Data entries

# # # #

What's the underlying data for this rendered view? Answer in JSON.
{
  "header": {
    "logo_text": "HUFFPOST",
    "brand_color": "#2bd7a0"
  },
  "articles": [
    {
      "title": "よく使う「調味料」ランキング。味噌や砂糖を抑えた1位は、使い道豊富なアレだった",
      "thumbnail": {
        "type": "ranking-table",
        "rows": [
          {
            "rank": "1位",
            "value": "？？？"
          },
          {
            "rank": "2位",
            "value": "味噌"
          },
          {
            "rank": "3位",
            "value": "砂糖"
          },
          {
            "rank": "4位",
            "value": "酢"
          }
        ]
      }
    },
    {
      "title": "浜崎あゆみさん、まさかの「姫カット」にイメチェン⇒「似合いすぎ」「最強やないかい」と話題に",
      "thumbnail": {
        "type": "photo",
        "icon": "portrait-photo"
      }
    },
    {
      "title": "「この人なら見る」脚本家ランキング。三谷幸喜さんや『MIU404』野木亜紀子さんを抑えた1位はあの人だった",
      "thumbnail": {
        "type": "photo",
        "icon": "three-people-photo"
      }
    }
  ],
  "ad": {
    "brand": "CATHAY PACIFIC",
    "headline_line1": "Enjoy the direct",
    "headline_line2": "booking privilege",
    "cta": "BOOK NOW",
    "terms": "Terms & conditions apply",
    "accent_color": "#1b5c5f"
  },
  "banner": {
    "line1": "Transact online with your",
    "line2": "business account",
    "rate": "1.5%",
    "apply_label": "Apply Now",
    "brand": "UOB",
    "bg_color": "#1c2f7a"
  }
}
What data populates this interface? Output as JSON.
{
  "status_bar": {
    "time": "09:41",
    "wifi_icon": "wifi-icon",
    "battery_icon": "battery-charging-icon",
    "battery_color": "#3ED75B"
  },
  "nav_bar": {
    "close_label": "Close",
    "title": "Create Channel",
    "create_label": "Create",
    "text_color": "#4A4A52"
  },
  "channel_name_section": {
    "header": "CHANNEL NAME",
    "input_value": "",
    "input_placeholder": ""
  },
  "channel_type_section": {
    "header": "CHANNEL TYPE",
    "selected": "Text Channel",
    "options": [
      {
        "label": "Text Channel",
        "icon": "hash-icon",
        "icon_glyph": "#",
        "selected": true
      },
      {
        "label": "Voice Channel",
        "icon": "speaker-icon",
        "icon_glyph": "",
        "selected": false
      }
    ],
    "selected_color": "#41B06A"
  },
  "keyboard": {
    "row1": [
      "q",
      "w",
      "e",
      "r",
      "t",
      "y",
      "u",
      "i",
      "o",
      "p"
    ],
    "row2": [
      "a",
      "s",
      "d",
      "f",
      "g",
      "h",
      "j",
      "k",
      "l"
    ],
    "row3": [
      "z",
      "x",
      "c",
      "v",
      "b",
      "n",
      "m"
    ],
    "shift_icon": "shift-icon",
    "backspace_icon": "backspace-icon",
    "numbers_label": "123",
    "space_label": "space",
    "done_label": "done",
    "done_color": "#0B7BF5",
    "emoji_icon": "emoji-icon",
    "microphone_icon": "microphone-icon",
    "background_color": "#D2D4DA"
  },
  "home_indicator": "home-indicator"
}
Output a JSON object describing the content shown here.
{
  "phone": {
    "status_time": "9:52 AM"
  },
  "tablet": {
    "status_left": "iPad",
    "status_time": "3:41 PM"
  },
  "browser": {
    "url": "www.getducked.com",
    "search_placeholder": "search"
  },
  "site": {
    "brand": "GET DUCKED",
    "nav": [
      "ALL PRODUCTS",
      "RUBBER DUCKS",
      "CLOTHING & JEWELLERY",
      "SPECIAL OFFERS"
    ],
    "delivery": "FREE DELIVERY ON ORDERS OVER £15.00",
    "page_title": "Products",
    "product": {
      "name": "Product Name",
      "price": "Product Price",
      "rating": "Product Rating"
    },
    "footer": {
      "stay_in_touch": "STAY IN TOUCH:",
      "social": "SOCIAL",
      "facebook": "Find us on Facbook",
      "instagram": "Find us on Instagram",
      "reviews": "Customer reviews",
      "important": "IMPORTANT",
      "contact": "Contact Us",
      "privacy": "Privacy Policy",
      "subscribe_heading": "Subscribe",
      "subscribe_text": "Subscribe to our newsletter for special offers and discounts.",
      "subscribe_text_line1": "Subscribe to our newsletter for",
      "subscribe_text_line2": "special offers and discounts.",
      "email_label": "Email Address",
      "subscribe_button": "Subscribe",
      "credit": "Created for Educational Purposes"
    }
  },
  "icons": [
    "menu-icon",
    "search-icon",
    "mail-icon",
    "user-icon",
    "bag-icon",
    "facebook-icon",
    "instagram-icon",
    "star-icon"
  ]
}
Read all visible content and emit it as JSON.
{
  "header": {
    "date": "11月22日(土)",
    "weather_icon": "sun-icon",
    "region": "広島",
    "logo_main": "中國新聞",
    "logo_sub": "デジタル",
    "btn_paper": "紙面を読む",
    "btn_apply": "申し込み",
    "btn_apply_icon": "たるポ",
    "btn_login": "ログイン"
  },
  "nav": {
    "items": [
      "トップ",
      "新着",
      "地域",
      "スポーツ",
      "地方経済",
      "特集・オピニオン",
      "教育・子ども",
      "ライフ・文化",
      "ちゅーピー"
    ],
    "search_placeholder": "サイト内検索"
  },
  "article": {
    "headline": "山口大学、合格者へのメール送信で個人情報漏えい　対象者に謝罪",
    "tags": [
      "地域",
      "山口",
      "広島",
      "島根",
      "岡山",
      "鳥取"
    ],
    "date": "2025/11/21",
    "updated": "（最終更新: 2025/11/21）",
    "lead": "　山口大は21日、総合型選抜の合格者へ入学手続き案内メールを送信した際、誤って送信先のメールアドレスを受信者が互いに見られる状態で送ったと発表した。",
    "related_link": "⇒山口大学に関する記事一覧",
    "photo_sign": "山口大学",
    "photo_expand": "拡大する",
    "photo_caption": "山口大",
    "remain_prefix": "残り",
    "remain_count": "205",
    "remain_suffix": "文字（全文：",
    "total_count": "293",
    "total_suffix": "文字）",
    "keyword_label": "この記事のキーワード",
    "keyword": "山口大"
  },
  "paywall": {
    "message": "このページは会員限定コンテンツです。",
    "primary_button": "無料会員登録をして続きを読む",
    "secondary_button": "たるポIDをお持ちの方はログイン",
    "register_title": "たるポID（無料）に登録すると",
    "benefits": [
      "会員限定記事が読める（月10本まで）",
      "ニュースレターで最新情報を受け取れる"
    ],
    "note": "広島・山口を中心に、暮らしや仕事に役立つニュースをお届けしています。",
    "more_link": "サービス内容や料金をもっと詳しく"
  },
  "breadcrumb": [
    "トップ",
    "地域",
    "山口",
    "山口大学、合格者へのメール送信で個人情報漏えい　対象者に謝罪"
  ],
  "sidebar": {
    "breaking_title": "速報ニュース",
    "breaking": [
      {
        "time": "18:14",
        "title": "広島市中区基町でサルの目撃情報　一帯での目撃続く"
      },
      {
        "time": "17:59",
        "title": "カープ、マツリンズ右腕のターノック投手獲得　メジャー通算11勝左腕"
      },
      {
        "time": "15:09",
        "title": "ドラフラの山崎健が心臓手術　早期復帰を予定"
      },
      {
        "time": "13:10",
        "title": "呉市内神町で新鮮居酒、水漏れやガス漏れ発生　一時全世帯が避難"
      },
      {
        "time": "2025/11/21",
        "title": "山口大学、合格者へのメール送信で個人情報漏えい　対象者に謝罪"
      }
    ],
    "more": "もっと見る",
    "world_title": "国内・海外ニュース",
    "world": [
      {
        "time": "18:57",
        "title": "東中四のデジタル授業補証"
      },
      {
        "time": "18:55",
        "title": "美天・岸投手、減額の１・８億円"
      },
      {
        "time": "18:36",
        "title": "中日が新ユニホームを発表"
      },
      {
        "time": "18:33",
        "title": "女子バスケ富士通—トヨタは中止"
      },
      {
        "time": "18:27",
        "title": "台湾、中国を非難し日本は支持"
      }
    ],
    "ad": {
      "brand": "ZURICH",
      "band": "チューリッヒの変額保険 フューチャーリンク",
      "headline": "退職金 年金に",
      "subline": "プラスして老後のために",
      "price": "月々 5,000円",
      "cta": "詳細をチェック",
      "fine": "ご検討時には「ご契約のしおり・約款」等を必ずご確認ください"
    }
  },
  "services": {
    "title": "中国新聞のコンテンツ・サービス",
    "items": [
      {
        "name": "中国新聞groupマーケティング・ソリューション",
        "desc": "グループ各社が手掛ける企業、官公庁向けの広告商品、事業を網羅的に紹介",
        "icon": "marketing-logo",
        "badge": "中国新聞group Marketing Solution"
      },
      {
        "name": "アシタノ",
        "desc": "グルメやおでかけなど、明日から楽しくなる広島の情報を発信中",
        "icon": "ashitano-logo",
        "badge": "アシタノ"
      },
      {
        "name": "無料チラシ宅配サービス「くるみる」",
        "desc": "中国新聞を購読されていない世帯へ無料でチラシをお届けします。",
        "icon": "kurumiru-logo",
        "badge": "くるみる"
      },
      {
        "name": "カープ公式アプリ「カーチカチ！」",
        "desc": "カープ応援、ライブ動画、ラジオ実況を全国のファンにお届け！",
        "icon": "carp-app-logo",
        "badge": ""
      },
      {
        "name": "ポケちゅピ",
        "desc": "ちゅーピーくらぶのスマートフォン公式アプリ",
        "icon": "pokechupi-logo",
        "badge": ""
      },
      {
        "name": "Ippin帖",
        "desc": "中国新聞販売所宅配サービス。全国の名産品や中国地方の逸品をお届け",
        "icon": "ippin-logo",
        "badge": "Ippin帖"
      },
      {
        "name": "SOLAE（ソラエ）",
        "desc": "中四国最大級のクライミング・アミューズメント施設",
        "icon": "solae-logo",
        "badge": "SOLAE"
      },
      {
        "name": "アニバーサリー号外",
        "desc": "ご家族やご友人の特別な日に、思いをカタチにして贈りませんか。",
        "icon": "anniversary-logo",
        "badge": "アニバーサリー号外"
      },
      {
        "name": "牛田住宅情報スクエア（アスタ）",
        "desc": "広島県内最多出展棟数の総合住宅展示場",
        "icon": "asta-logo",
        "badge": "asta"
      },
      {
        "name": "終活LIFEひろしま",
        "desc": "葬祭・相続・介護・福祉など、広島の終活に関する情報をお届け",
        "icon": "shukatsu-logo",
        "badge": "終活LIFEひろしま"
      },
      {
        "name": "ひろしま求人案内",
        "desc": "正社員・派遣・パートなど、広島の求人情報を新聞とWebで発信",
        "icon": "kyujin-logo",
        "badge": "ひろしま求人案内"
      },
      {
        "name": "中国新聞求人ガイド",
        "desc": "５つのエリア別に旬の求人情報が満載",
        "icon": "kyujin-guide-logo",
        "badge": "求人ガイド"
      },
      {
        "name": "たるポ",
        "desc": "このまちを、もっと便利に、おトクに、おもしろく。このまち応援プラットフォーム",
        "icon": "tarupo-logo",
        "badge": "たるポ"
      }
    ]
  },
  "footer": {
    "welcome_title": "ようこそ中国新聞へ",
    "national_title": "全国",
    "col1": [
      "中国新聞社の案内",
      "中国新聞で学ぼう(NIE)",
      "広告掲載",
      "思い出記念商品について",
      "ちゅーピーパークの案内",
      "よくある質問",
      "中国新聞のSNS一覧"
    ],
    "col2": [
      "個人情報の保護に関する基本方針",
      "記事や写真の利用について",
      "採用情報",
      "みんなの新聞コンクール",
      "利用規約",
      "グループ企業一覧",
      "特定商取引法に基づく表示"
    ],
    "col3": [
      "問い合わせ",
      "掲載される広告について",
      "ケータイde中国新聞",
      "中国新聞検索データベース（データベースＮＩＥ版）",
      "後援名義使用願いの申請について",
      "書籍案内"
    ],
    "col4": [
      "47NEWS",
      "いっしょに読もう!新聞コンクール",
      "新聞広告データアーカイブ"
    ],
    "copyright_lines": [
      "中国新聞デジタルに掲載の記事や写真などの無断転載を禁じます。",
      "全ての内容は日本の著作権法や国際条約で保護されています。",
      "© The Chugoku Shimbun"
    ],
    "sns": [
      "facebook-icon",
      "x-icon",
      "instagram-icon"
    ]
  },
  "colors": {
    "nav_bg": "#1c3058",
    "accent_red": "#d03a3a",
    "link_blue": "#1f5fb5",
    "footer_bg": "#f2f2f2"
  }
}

# # # #

The word "JSON" appears in how many lines of the data? Answer with only the number.

▶ Answer below: 4